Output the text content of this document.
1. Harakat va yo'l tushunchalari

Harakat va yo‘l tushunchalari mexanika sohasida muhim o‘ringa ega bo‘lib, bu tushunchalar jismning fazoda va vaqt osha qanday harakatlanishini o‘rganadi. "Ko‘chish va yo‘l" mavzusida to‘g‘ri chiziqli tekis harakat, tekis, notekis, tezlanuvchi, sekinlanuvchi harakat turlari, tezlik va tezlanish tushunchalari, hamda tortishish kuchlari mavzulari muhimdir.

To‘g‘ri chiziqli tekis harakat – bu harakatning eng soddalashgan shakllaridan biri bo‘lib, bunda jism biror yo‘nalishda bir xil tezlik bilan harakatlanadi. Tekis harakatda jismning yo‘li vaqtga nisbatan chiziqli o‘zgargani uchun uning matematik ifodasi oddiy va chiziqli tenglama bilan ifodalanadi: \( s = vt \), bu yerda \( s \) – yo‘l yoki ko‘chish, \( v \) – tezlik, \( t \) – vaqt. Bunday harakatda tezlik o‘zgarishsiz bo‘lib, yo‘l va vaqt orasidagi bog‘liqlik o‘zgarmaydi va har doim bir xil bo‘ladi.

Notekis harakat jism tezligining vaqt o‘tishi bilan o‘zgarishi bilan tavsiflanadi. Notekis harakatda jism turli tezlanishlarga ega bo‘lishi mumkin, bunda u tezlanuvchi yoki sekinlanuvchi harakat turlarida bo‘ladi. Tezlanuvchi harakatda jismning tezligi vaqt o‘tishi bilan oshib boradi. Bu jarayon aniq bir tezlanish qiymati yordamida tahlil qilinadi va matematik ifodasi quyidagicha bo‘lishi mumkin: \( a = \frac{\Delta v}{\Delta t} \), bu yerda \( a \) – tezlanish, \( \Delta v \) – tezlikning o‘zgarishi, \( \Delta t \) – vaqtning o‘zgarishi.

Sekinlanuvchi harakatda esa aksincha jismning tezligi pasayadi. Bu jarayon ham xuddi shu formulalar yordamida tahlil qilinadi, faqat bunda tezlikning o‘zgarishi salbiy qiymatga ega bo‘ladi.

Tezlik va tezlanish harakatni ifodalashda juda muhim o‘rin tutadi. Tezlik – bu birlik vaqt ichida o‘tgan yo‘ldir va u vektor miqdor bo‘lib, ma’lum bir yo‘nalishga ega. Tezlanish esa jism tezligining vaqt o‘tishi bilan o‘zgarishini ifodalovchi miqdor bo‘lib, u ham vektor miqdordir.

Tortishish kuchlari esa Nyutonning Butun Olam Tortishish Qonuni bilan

===============

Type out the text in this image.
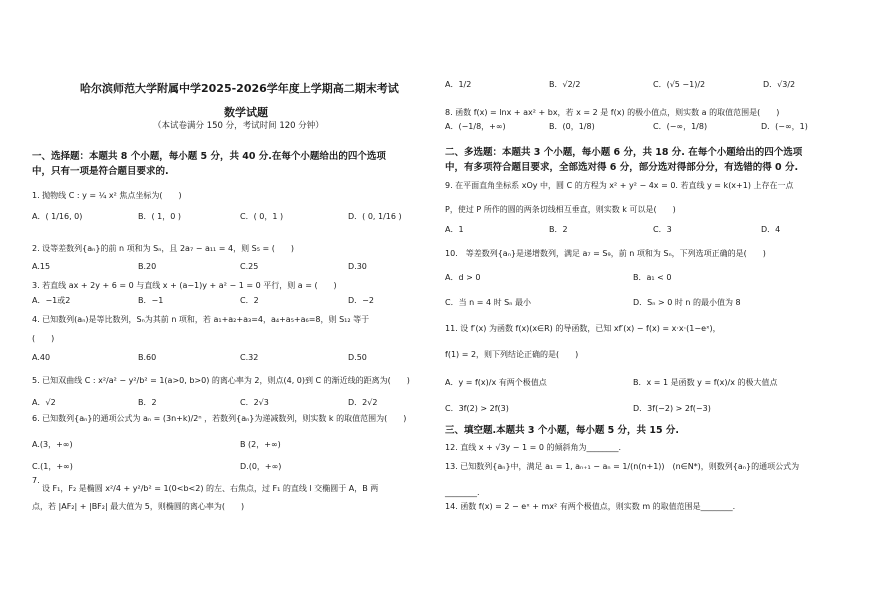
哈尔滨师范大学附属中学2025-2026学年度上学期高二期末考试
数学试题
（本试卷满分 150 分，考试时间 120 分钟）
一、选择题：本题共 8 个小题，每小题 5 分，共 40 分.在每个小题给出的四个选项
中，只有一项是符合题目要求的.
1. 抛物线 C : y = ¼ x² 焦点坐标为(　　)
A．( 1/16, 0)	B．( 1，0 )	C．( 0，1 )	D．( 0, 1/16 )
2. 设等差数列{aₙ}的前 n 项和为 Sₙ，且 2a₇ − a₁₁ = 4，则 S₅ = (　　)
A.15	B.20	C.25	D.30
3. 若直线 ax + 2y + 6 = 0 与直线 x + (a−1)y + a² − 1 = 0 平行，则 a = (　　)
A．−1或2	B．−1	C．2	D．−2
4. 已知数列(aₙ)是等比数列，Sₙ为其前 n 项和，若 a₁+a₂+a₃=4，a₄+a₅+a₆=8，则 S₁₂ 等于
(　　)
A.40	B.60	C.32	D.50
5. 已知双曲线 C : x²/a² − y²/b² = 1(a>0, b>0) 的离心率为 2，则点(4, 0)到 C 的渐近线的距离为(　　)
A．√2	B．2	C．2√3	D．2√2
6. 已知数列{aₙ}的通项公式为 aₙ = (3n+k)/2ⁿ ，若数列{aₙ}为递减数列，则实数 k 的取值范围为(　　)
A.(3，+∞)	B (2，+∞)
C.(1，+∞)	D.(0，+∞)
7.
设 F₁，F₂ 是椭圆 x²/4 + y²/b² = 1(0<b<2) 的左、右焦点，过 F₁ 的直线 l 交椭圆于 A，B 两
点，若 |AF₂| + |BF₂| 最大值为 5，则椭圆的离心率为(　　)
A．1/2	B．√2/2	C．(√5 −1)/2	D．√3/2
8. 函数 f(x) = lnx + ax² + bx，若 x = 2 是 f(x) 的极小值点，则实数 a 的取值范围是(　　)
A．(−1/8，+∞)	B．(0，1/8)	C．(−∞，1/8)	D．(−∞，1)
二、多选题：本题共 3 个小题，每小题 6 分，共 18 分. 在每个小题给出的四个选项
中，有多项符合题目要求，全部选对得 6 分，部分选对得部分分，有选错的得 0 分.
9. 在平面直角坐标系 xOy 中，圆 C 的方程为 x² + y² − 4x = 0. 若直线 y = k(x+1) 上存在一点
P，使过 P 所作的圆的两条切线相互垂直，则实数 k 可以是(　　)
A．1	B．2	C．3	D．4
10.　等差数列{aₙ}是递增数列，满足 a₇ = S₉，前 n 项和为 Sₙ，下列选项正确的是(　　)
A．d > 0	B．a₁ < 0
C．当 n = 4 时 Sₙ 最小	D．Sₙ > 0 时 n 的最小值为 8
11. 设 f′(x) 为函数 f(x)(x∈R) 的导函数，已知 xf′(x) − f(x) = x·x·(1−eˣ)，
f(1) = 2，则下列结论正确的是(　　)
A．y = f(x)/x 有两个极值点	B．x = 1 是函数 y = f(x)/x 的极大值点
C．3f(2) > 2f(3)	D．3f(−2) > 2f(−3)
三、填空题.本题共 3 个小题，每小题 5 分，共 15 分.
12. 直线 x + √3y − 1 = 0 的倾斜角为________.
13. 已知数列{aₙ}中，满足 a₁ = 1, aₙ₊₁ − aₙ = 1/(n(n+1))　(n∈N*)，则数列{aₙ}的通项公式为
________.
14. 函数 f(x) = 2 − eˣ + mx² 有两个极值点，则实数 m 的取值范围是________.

===============

EXERCISE AIM:
In the records above, how many lines hold the string "已知数列"? Reply with only the number.

REPLY TO THE TASK:
3